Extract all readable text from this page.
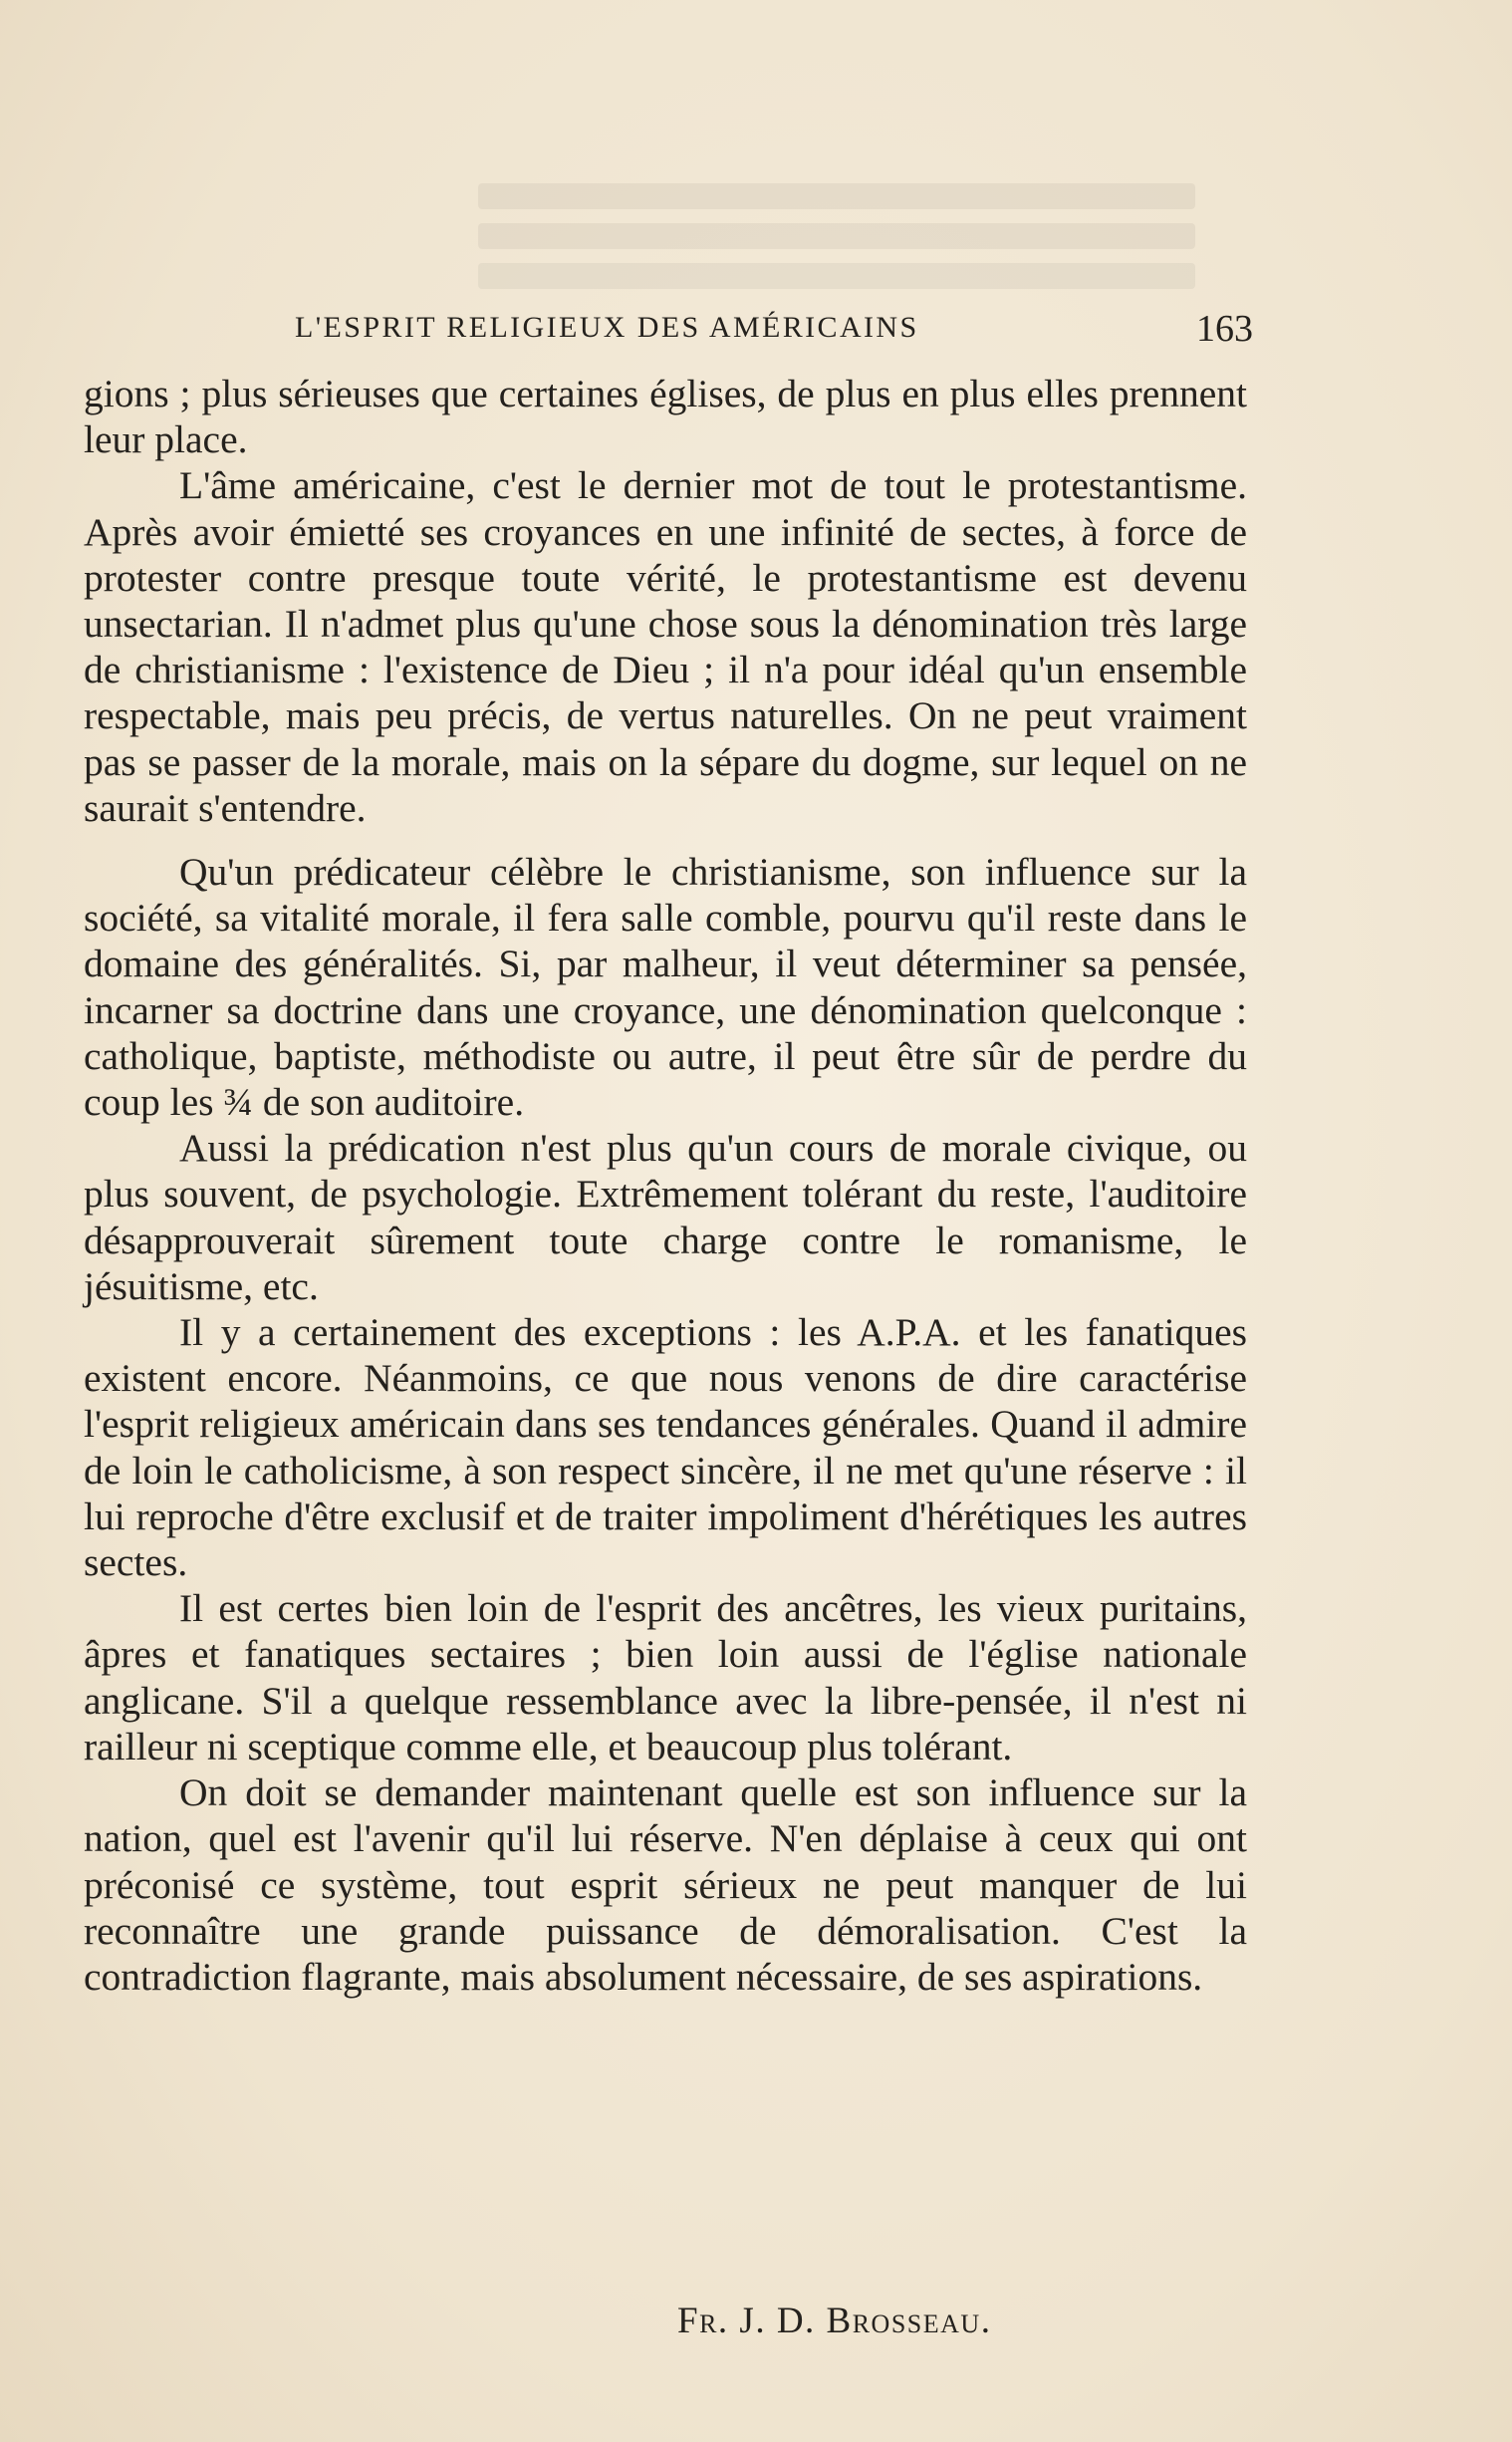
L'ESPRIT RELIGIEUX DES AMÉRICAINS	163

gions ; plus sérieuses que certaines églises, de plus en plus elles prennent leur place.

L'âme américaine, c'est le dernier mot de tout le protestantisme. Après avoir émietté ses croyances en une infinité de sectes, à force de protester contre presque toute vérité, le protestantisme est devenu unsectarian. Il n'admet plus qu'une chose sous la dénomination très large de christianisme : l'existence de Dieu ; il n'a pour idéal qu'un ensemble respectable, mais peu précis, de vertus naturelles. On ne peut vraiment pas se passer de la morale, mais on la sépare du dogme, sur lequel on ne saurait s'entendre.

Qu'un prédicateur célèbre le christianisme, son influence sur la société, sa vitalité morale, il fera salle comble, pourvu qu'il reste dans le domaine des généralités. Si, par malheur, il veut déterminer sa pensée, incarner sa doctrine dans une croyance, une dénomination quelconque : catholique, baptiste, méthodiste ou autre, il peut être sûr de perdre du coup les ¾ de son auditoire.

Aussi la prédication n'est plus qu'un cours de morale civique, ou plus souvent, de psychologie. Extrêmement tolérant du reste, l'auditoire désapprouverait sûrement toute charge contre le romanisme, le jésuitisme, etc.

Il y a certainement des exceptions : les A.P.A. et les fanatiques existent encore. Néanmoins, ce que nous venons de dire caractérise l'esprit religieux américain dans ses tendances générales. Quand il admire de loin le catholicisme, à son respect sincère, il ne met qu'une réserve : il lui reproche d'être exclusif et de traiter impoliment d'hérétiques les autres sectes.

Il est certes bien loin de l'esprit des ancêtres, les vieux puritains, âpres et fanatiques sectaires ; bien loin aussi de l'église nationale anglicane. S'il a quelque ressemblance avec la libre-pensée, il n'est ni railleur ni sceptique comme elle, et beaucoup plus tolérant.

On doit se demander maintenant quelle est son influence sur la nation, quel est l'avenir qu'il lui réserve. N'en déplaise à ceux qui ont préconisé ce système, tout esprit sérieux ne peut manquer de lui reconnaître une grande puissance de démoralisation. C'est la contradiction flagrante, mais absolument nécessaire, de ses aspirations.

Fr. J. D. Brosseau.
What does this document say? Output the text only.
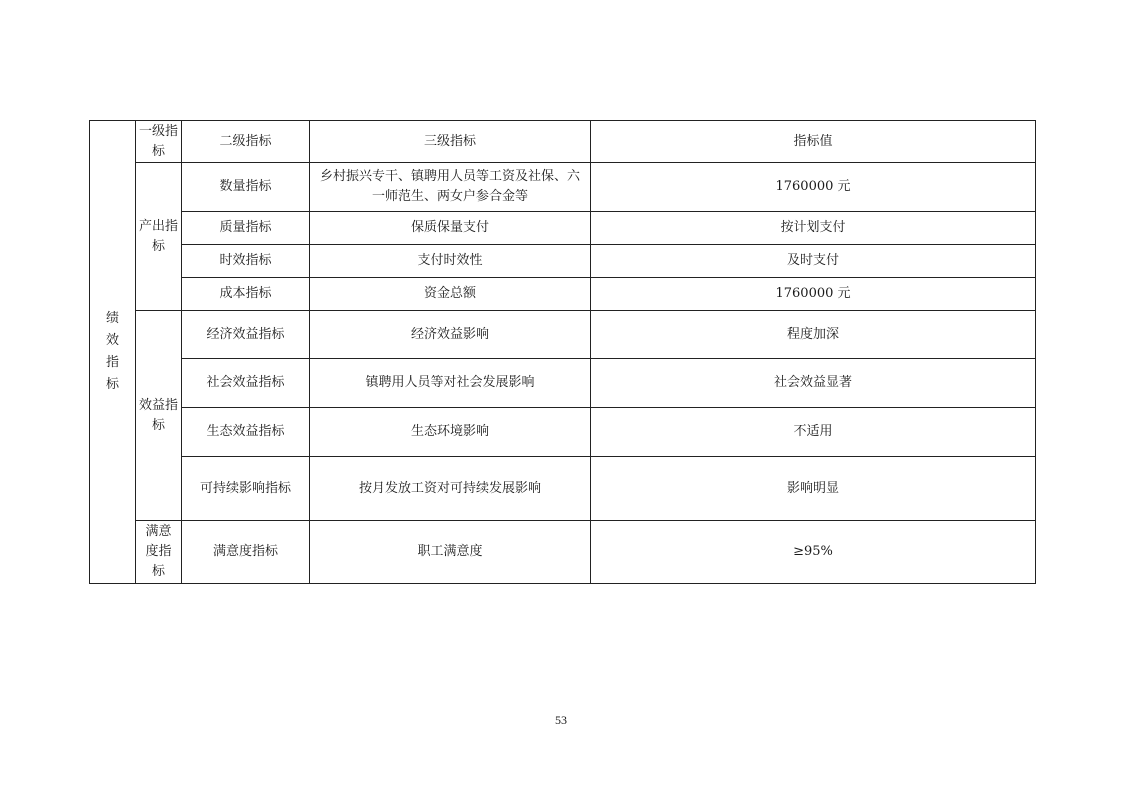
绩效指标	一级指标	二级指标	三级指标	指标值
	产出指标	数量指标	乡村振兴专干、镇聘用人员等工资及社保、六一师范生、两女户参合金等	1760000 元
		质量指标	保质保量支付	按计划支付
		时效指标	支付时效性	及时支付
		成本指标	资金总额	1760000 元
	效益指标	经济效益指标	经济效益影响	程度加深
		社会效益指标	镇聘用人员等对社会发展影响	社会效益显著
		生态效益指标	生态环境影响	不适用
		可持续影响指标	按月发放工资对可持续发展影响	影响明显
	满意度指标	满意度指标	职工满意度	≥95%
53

········

Requirement - Pictures don't belong in the copy. Transcribe every record exactly as it appears.

Exercise response -
Extract all readable text from this page.
L'ESPRIT RELIGIEUX DES AMÉRICAINS	163

gions ; plus sérieuses que certaines églises, de plus en plus elles prennent leur place.

L'âme américaine, c'est le dernier mot de tout le protestantisme. Après avoir émietté ses croyances en une infinité de sectes, à force de protester contre presque toute vérité, le protestantisme est devenu unsectarian. Il n'admet plus qu'une chose sous la dénomination très large de christianisme : l'existence de Dieu ; il n'a pour idéal qu'un ensemble respectable, mais peu précis, de vertus naturelles. On ne peut vraiment pas se passer de la morale, mais on la sépare du dogme, sur lequel on ne saurait s'entendre.

Qu'un prédicateur célèbre le christianisme, son influence sur la société, sa vitalité morale, il fera salle comble, pourvu qu'il reste dans le domaine des généralités. Si, par malheur, il veut déterminer sa pensée, incarner sa doctrine dans une croyance, une dénomination quelconque : catholique, baptiste, méthodiste ou autre, il peut être sûr de perdre du coup les ¾ de son auditoire.

Aussi la prédication n'est plus qu'un cours de morale civique, ou plus souvent, de psychologie. Extrêmement tolérant du reste, l'auditoire désapprouverait sûrement toute charge contre le romanisme, le jésuitisme, etc.

Il y a certainement des exceptions : les A.P.A. et les fanatiques existent encore. Néanmoins, ce que nous venons de dire caractérise l'esprit religieux américain dans ses tendances générales. Quand il admire de loin le catholicisme, à son respect sincère, il ne met qu'une réserve : il lui reproche d'être exclusif et de traiter impoliment d'hérétiques les autres sectes.

Il est certes bien loin de l'esprit des ancêtres, les vieux puritains, âpres et fanatiques sectaires ; bien loin aussi de l'église nationale anglicane. S'il a quelque ressemblance avec la libre-pensée, il n'est ni railleur ni sceptique comme elle, et beaucoup plus tolérant.

On doit se demander maintenant quelle est son influence sur la nation, quel est l'avenir qu'il lui réserve. N'en déplaise à ceux qui ont préconisé ce système, tout esprit sérieux ne peut manquer de lui reconnaître une grande puissance de démoralisation. C'est la contradiction flagrante, mais absolument nécessaire, de ses aspirations.

Fr. J. D. Brosseau.
What does this document say? Output the text only.
绩效指标	一级指标	二级指标	三级指标	指标值
	产出指标	数量指标	乡村振兴专干、镇聘用人员等工资及社保、六一师范生、两女户参合金等	1760000 元
		质量指标	保质保量支付	按计划支付
		时效指标	支付时效性	及时支付
		成本指标	资金总额	1760000 元
	效益指标	经济效益指标	经济效益影响	程度加深
		社会效益指标	镇聘用人员等对社会发展影响	社会效益显著
		生态效益指标	生态环境影响	不适用
		可持续影响指标	按月发放工资对可持续发展影响	影响明显
	满意度指标	满意度指标	职工满意度	≥95%
53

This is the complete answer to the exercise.